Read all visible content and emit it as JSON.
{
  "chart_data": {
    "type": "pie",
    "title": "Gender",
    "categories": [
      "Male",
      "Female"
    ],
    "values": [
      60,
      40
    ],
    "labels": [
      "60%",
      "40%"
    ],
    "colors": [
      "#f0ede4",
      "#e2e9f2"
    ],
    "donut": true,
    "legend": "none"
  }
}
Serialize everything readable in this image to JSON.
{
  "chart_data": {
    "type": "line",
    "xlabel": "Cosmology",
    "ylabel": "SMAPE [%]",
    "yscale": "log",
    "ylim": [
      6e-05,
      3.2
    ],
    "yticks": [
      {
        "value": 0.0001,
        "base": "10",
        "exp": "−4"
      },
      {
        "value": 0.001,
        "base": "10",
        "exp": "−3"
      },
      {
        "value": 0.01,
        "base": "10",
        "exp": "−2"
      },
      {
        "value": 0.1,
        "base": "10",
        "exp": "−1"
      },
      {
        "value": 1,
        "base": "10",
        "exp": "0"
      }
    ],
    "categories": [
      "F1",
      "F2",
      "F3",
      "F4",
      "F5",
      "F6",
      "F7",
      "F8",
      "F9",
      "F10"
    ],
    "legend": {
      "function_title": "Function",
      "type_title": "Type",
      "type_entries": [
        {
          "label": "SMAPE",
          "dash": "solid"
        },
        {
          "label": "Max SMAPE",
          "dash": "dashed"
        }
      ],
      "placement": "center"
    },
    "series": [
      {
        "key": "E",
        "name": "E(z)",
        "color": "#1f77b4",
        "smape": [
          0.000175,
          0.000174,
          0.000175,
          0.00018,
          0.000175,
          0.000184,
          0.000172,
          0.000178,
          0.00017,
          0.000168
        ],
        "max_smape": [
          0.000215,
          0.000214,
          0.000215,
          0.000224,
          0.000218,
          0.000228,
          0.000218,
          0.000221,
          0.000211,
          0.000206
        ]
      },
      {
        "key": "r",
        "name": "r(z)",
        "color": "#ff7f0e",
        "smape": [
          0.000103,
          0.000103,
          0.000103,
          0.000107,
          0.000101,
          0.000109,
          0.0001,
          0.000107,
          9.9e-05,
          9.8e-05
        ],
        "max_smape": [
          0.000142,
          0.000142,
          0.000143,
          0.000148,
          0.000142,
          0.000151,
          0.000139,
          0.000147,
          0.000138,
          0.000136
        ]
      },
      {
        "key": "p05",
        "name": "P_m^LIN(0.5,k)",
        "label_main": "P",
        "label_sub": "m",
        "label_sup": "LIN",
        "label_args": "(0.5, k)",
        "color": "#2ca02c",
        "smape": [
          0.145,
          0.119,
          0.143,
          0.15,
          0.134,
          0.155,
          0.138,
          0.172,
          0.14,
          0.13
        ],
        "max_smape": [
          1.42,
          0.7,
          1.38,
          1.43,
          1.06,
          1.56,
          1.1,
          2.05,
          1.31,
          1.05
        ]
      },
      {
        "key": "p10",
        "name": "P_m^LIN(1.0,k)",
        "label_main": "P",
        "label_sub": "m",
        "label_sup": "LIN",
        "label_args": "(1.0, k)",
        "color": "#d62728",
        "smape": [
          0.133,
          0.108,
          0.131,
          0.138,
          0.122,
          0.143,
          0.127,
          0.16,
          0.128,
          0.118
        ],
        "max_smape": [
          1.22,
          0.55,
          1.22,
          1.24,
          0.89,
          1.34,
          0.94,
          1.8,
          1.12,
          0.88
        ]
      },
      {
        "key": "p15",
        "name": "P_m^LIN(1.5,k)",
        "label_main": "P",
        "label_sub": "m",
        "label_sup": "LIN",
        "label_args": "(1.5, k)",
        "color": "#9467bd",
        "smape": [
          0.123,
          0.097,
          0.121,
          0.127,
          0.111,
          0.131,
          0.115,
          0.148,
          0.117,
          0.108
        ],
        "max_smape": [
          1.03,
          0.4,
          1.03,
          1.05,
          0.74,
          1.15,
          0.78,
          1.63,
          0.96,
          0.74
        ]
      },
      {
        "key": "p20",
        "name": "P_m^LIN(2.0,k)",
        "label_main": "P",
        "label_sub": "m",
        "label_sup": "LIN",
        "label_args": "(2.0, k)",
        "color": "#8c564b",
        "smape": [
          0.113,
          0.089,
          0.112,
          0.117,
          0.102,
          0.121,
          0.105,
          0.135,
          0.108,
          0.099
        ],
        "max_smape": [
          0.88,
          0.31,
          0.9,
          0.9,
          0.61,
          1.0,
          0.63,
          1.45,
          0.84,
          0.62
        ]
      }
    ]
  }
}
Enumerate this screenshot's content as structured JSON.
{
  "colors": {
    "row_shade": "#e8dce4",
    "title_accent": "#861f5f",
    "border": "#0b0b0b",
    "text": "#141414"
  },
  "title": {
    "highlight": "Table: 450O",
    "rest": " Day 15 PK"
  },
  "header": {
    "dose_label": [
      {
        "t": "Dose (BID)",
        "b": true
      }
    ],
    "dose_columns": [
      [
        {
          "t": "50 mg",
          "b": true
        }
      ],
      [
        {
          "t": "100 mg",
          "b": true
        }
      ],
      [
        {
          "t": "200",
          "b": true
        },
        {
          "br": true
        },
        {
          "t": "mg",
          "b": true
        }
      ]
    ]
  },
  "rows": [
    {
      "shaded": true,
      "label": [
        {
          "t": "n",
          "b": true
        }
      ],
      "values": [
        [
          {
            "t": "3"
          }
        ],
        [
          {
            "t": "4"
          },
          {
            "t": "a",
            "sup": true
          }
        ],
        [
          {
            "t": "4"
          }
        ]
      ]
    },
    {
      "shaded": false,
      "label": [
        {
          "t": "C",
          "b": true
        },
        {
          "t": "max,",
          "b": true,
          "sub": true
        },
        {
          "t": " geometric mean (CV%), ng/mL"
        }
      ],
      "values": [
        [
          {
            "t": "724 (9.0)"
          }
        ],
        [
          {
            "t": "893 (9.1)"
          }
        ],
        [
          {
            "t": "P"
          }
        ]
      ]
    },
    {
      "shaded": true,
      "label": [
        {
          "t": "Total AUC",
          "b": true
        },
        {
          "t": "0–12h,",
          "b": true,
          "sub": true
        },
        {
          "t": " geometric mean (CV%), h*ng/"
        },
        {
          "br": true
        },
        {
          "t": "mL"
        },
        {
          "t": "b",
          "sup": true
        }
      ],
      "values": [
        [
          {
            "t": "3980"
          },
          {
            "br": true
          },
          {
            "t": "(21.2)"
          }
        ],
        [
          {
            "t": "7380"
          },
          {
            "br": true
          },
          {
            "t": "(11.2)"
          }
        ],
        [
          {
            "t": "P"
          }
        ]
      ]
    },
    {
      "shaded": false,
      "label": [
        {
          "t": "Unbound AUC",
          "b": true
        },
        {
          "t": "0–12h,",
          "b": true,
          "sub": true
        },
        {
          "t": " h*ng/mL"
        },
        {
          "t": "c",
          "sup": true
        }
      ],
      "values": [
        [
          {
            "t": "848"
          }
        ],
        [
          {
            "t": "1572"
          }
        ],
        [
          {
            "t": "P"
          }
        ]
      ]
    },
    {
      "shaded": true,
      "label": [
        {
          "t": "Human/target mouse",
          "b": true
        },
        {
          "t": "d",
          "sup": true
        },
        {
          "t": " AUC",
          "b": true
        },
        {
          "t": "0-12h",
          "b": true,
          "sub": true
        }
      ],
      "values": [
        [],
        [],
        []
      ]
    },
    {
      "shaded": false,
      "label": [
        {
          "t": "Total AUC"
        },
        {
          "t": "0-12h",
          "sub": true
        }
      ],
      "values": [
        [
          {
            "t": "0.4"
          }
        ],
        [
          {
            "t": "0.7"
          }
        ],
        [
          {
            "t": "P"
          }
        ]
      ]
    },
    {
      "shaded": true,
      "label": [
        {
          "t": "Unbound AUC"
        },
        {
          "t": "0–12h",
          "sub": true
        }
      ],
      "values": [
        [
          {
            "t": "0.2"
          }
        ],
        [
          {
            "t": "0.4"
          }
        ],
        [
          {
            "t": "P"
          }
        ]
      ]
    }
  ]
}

☆ ☆ ☆ ☆ ☆ ☆ ☆

- _What needs to be done_
Search the data for "content" and list every line in which it occurs.

- _Final result_
Read all visible content and emit it as JSON.
Enumerate this screenshot's content as structured JSON.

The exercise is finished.